'''

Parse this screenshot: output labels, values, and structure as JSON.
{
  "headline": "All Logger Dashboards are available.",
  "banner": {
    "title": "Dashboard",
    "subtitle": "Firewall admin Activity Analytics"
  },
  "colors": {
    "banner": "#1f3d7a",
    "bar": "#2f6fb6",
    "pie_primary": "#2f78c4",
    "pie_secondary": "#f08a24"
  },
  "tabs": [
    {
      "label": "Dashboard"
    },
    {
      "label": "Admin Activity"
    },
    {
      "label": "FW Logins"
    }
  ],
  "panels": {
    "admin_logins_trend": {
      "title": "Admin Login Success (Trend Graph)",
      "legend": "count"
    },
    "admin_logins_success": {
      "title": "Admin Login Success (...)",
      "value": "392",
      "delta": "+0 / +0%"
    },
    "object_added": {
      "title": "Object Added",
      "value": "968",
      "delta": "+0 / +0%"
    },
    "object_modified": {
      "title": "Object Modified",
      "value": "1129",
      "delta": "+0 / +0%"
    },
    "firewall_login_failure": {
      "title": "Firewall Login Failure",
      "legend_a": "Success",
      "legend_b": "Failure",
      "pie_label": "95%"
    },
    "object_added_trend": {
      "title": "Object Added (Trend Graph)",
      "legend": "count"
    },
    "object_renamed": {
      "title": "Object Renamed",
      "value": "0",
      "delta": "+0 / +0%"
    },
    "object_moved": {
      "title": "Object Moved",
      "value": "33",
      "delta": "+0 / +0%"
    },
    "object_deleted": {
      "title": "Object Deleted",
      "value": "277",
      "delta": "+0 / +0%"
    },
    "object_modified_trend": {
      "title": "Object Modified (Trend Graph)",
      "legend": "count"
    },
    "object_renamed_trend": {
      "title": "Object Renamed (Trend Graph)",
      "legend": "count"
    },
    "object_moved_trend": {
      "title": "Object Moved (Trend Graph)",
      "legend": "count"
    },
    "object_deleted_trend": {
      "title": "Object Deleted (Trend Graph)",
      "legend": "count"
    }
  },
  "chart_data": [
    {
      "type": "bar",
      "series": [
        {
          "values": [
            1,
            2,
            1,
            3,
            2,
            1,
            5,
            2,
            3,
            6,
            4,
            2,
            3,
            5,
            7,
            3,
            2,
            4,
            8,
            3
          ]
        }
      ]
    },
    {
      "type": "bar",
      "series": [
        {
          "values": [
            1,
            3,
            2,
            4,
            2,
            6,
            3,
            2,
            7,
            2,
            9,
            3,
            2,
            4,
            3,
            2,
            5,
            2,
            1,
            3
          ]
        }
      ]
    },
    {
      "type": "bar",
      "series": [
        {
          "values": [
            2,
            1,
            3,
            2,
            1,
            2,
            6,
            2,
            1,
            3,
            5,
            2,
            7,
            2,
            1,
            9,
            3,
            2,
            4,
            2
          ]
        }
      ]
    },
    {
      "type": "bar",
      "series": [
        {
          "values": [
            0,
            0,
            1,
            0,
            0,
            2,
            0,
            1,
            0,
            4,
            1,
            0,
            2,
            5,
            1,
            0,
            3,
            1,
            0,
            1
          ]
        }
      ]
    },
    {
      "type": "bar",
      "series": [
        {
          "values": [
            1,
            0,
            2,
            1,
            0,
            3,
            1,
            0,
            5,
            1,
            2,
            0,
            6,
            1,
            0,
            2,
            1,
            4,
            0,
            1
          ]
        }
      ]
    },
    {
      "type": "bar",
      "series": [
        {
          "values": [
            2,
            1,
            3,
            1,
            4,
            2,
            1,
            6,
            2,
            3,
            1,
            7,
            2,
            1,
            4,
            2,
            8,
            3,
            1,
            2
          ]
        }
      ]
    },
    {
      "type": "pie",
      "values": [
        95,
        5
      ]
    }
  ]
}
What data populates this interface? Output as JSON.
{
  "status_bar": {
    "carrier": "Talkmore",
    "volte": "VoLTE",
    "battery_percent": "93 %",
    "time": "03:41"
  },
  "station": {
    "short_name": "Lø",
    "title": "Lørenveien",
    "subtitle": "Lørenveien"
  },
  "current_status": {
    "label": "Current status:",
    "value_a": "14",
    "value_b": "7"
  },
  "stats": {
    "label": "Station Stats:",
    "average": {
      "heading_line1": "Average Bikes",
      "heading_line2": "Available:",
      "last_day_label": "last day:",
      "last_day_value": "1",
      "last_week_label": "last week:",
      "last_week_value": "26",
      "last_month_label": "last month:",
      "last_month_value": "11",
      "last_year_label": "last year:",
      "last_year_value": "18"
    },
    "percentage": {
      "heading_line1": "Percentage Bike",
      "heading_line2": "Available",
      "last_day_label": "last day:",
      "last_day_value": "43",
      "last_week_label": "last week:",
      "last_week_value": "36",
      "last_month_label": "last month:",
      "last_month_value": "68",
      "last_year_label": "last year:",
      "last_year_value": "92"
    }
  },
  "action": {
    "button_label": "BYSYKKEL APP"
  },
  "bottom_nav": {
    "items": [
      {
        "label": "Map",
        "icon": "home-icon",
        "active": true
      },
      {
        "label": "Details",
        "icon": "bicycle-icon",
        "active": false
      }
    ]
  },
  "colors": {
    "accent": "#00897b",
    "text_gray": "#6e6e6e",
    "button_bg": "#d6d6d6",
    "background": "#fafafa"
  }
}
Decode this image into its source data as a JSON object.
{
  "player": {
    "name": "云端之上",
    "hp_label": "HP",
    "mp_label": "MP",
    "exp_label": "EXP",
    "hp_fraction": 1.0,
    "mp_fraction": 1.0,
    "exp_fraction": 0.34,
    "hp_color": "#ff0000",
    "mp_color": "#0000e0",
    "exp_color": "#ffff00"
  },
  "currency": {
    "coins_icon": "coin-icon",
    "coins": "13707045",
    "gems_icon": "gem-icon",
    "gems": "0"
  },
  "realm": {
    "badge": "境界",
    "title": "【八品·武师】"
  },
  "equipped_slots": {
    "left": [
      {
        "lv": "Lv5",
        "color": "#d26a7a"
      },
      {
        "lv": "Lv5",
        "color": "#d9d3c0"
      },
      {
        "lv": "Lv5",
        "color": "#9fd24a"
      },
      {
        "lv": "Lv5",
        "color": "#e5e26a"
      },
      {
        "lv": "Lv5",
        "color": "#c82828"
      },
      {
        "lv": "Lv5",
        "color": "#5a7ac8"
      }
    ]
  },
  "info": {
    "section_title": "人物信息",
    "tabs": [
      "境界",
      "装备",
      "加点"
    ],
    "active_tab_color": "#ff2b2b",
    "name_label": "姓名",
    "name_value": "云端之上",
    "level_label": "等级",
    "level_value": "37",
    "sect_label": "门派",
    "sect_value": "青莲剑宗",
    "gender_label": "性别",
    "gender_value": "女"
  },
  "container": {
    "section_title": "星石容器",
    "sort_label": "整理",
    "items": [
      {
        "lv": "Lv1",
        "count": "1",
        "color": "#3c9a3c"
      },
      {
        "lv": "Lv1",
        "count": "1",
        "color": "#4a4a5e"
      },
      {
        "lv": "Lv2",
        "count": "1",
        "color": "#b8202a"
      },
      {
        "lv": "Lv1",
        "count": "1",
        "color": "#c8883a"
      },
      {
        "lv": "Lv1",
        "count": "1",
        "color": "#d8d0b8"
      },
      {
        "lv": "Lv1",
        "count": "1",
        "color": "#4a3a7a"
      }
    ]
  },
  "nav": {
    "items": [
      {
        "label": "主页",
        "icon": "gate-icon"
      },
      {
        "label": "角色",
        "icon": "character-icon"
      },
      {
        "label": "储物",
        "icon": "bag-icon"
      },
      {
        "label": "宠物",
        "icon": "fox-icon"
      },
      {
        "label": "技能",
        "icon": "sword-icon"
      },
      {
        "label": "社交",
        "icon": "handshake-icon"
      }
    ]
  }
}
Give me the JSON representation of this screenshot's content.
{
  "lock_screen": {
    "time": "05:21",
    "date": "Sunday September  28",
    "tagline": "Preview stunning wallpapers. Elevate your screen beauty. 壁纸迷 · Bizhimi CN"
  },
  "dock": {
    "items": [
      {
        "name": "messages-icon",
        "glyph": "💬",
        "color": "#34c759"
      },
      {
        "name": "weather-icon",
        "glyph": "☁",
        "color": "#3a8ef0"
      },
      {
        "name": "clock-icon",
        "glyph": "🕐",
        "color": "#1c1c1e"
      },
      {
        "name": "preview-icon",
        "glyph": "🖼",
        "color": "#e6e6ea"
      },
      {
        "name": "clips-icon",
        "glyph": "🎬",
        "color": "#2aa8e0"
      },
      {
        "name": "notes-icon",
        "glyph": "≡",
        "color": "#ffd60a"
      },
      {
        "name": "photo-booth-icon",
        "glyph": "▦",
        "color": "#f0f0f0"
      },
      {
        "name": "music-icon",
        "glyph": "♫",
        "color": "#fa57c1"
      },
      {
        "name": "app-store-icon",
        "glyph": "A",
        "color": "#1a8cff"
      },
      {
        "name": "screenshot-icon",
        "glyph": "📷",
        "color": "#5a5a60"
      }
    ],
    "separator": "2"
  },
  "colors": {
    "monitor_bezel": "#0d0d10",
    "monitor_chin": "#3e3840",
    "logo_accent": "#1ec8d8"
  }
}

'''

What the exercise asks
Every line holding "JSON" should be copied out.

Solution
Parse this screenshot: output labels, values, and structure as JSON.
What data populates this interface? Output as JSON.
Decode this image into its source data as a JSON object.
Give me the JSON representation of this screenshot's content.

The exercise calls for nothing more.